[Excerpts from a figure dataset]
::::
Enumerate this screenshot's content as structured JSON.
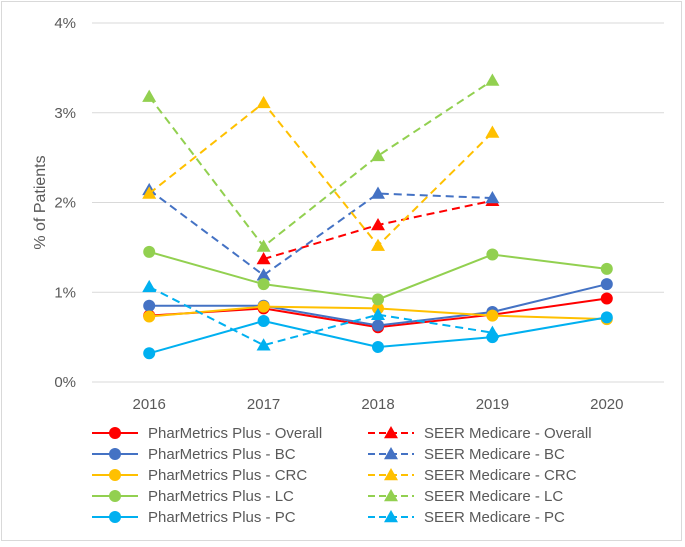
{
  "chart_data": {
    "type": "line",
    "title": "",
    "xlabel": "",
    "ylabel": "% of Patients",
    "ylim": [
      0,
      4
    ],
    "y_ticks": [
      0,
      1,
      2,
      3,
      4
    ],
    "y_tick_labels": [
      "0%",
      "1%",
      "2%",
      "3%",
      "4%"
    ],
    "categories": [
      "2016",
      "2017",
      "2018",
      "2019",
      "2020"
    ],
    "grid": true,
    "legend_position": "bottom",
    "series": [
      {
        "name": "PharMetrics Plus - Overall",
        "color": "#ff0000",
        "dash": "solid",
        "marker": "circle",
        "values": [
          0.74,
          0.82,
          0.61,
          0.75,
          0.93
        ]
      },
      {
        "name": "SEER Medicare - Overall",
        "color": "#ff0000",
        "dash": "dashed",
        "marker": "triangle",
        "values": [
          null,
          1.37,
          1.75,
          2.02,
          null
        ]
      },
      {
        "name": "PharMetrics Plus - BC",
        "color": "#4472c4",
        "dash": "solid",
        "marker": "circle",
        "values": [
          0.85,
          0.85,
          0.63,
          0.78,
          1.09
        ]
      },
      {
        "name": "SEER Medicare - BC",
        "color": "#4472c4",
        "dash": "dashed",
        "marker": "triangle",
        "values": [
          2.14,
          1.19,
          2.1,
          2.05,
          null
        ]
      },
      {
        "name": "PharMetrics Plus - CRC",
        "color": "#ffc000",
        "dash": "solid",
        "marker": "circle",
        "values": [
          0.73,
          0.84,
          0.82,
          0.74,
          0.7
        ]
      },
      {
        "name": "SEER Medicare - CRC",
        "color": "#ffc000",
        "dash": "dashed",
        "marker": "triangle",
        "values": [
          2.1,
          3.11,
          1.52,
          2.78,
          null
        ]
      },
      {
        "name": "PharMetrics Plus - LC",
        "color": "#92d050",
        "dash": "solid",
        "marker": "circle",
        "values": [
          1.45,
          1.09,
          0.92,
          1.42,
          1.26
        ]
      },
      {
        "name": "SEER Medicare - LC",
        "color": "#92d050",
        "dash": "dashed",
        "marker": "triangle",
        "values": [
          3.18,
          1.51,
          2.52,
          3.36,
          null
        ]
      },
      {
        "name": "PharMetrics Plus - PC",
        "color": "#00b0f0",
        "dash": "solid",
        "marker": "circle",
        "values": [
          0.32,
          0.68,
          0.39,
          0.5,
          0.72
        ]
      },
      {
        "name": "SEER Medicare - PC",
        "color": "#00b0f0",
        "dash": "dashed",
        "marker": "triangle",
        "values": [
          1.06,
          0.41,
          0.75,
          0.55,
          null
        ]
      }
    ]
  }
}
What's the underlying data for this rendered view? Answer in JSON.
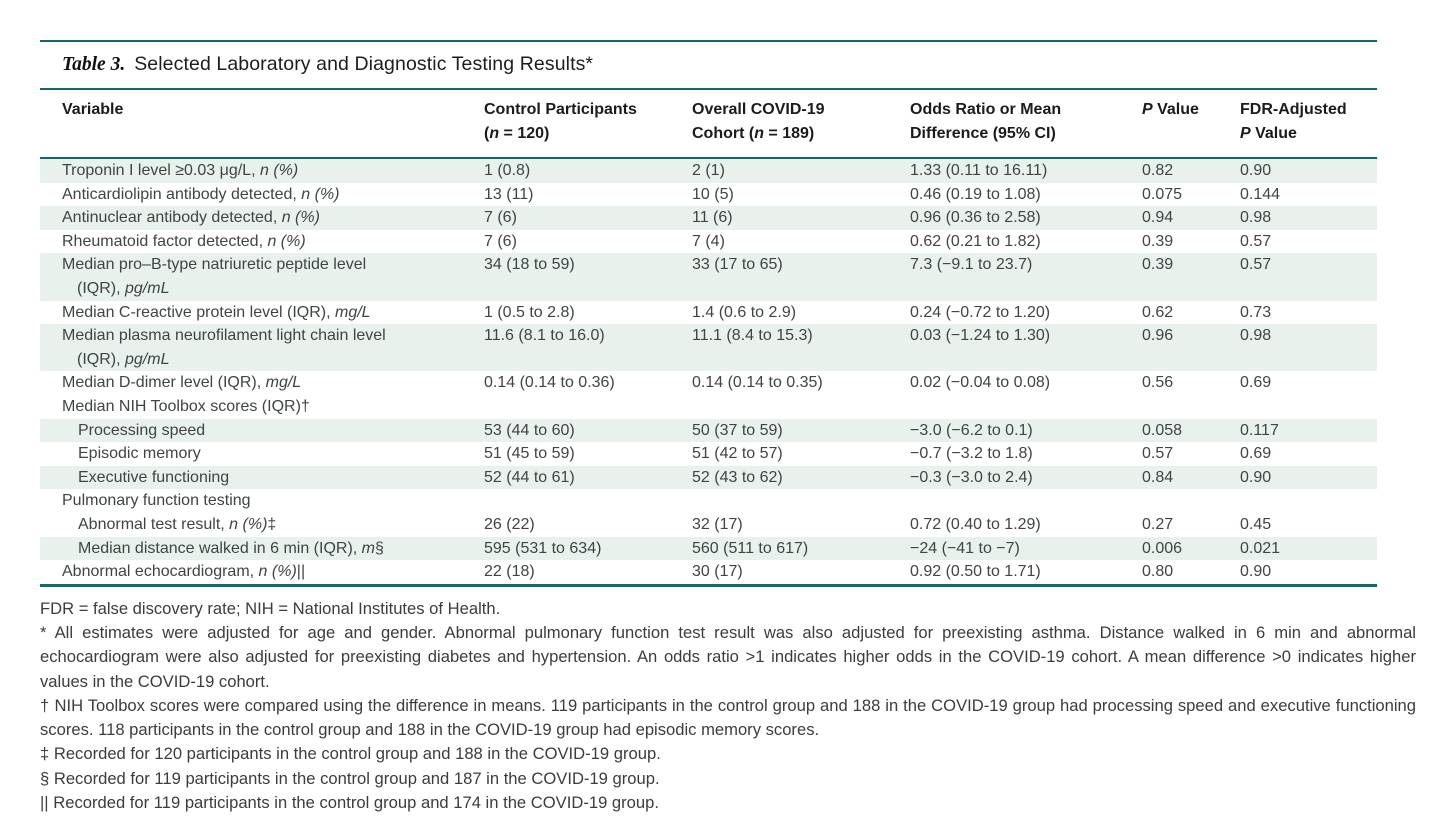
{
  "title": {
    "prefix": "Table 3.",
    "text": "Selected Laboratory and Diagnostic Testing Results*"
  },
  "colors": {
    "accent_teal": "#0b6b70",
    "row_shade": "#e9f1ed",
    "body_text": "#3f4444"
  },
  "table": {
    "headers": [
      {
        "lines": [
          [
            {
              "t": "Variable"
            }
          ]
        ]
      },
      {
        "lines": [
          [
            {
              "t": "Control Participants"
            }
          ],
          [
            {
              "t": "("
            },
            {
              "t": "n",
              "i": true
            },
            {
              "t": " = 120)"
            }
          ]
        ]
      },
      {
        "lines": [
          [
            {
              "t": "Overall COVID-19"
            }
          ],
          [
            {
              "t": "Cohort ("
            },
            {
              "t": "n",
              "i": true
            },
            {
              "t": " = 189)"
            }
          ]
        ]
      },
      {
        "lines": [
          [
            {
              "t": "Odds Ratio or Mean"
            }
          ],
          [
            {
              "t": "Difference (95% CI)"
            }
          ]
        ]
      },
      {
        "lines": [
          [
            {
              "t": "P",
              "i": true
            },
            {
              "t": " Value"
            }
          ]
        ]
      },
      {
        "lines": [
          [
            {
              "t": "FDR-Adjusted"
            }
          ],
          [
            {
              "t": "P",
              "i": true
            },
            {
              "t": " Value"
            }
          ]
        ]
      }
    ],
    "rows": [
      {
        "indent": 0,
        "shaded": true,
        "label": [
          [
            {
              "t": "Troponin I level ≥0.03 μg/L, "
            },
            {
              "t": "n (%)",
              "i": true
            }
          ]
        ],
        "values": [
          "1 (0.8)",
          "2 (1)",
          "1.33 (0.11 to 16.11)",
          "0.82",
          "0.90"
        ]
      },
      {
        "indent": 0,
        "shaded": false,
        "label": [
          [
            {
              "t": "Anticardiolipin antibody detected, "
            },
            {
              "t": "n (%)",
              "i": true
            }
          ]
        ],
        "values": [
          "13 (11)",
          "10 (5)",
          "0.46 (0.19 to 1.08)",
          "0.075",
          "0.144"
        ]
      },
      {
        "indent": 0,
        "shaded": true,
        "label": [
          [
            {
              "t": "Antinuclear antibody detected, "
            },
            {
              "t": "n (%)",
              "i": true
            }
          ]
        ],
        "values": [
          "7 (6)",
          "11 (6)",
          "0.96 (0.36 to 2.58)",
          "0.94",
          "0.98"
        ]
      },
      {
        "indent": 0,
        "shaded": false,
        "label": [
          [
            {
              "t": "Rheumatoid factor detected, "
            },
            {
              "t": "n (%)",
              "i": true
            }
          ]
        ],
        "values": [
          "7 (6)",
          "7 (4)",
          "0.62 (0.21 to 1.82)",
          "0.39",
          "0.57"
        ]
      },
      {
        "indent": 0,
        "shaded": true,
        "label": [
          [
            {
              "t": "Median pro–B-type natriuretic peptide level"
            }
          ],
          [
            {
              "t": "(IQR), "
            },
            {
              "t": "pg/mL",
              "i": true
            }
          ]
        ],
        "values": [
          "34 (18 to 59)",
          "33 (17 to 65)",
          "7.3 (−9.1 to 23.7)",
          "0.39",
          "0.57"
        ]
      },
      {
        "indent": 0,
        "shaded": false,
        "label": [
          [
            {
              "t": "Median C-reactive protein level (IQR), "
            },
            {
              "t": "mg/L",
              "i": true
            }
          ]
        ],
        "values": [
          "1 (0.5 to 2.8)",
          "1.4 (0.6 to 2.9)",
          "0.24 (−0.72 to 1.20)",
          "0.62",
          "0.73"
        ]
      },
      {
        "indent": 0,
        "shaded": true,
        "label": [
          [
            {
              "t": "Median plasma neurofilament light chain level"
            }
          ],
          [
            {
              "t": "(IQR), "
            },
            {
              "t": "pg/mL",
              "i": true
            }
          ]
        ],
        "values": [
          "11.6 (8.1 to 16.0)",
          "11.1 (8.4 to 15.3)",
          "0.03 (−1.24 to 1.30)",
          "0.96",
          "0.98"
        ]
      },
      {
        "indent": 0,
        "shaded": false,
        "label": [
          [
            {
              "t": "Median D-dimer level (IQR), "
            },
            {
              "t": "mg/L",
              "i": true
            }
          ]
        ],
        "values": [
          "0.14 (0.14 to 0.36)",
          "0.14 (0.14 to 0.35)",
          "0.02 (−0.04 to 0.08)",
          "0.56",
          "0.69"
        ]
      },
      {
        "indent": 0,
        "shaded": false,
        "label": [
          [
            {
              "t": "Median NIH Toolbox scores (IQR)†"
            }
          ]
        ],
        "values": [
          "",
          "",
          "",
          "",
          ""
        ]
      },
      {
        "indent": 1,
        "shaded": true,
        "label": [
          [
            {
              "t": "Processing speed"
            }
          ]
        ],
        "values": [
          "53 (44 to 60)",
          "50 (37 to 59)",
          "−3.0 (−6.2 to 0.1)",
          "0.058",
          "0.117"
        ]
      },
      {
        "indent": 1,
        "shaded": false,
        "label": [
          [
            {
              "t": "Episodic memory"
            }
          ]
        ],
        "values": [
          "51 (45 to 59)",
          "51 (42 to 57)",
          "−0.7 (−3.2 to 1.8)",
          "0.57",
          "0.69"
        ]
      },
      {
        "indent": 1,
        "shaded": true,
        "label": [
          [
            {
              "t": "Executive functioning"
            }
          ]
        ],
        "values": [
          "52 (44 to 61)",
          "52 (43 to 62)",
          "−0.3 (−3.0 to 2.4)",
          "0.84",
          "0.90"
        ]
      },
      {
        "indent": 0,
        "shaded": false,
        "label": [
          [
            {
              "t": "Pulmonary function testing"
            }
          ]
        ],
        "values": [
          "",
          "",
          "",
          "",
          ""
        ]
      },
      {
        "indent": 1,
        "shaded": false,
        "label": [
          [
            {
              "t": "Abnormal test result, "
            },
            {
              "t": "n (%)",
              "i": true
            },
            {
              "t": "‡"
            }
          ]
        ],
        "values": [
          "26 (22)",
          "32 (17)",
          "0.72 (0.40 to 1.29)",
          "0.27",
          "0.45"
        ]
      },
      {
        "indent": 1,
        "shaded": true,
        "label": [
          [
            {
              "t": "Median distance walked in 6 min (IQR), "
            },
            {
              "t": "m",
              "i": true
            },
            {
              "t": "§"
            }
          ]
        ],
        "values": [
          "595 (531 to 634)",
          "560 (511 to 617)",
          "−24 (−41 to −7)",
          "0.006",
          "0.021"
        ]
      },
      {
        "indent": 0,
        "shaded": false,
        "label": [
          [
            {
              "t": "Abnormal echocardiogram, "
            },
            {
              "t": "n (%)",
              "i": true
            },
            {
              "t": "||"
            }
          ]
        ],
        "values": [
          "22 (18)",
          "30 (17)",
          "0.92 (0.50 to 1.71)",
          "0.80",
          "0.90"
        ]
      }
    ]
  },
  "footnotes": [
    "FDR = false discovery rate; NIH = National Institutes of Health.",
    "* All estimates were adjusted for age and gender. Abnormal pulmonary function test result was also adjusted for preexisting asthma. Distance walked in 6 min and abnormal echocardiogram were also adjusted for preexisting diabetes and hypertension. An odds ratio >1 indicates higher odds in the COVID-19 cohort. A mean difference >0 indicates higher values in the COVID-19 cohort.",
    "† NIH Toolbox scores were compared using the difference in means. 119 participants in the control group and 188 in the COVID-19 group had processing speed and executive functioning scores. 118 participants in the control group and 188 in the COVID-19 group had episodic memory scores.",
    "‡ Recorded for 120 participants in the control group and 188 in the COVID-19 group.",
    "§ Recorded for 119 participants in the control group and 187 in the COVID-19 group.",
    "|| Recorded for 119 participants in the control group and 174 in the COVID-19 group."
  ]
}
::::
- Brief: Could you work out how many lines in the records include "type"? Answer with the number only.

- Task answer: 2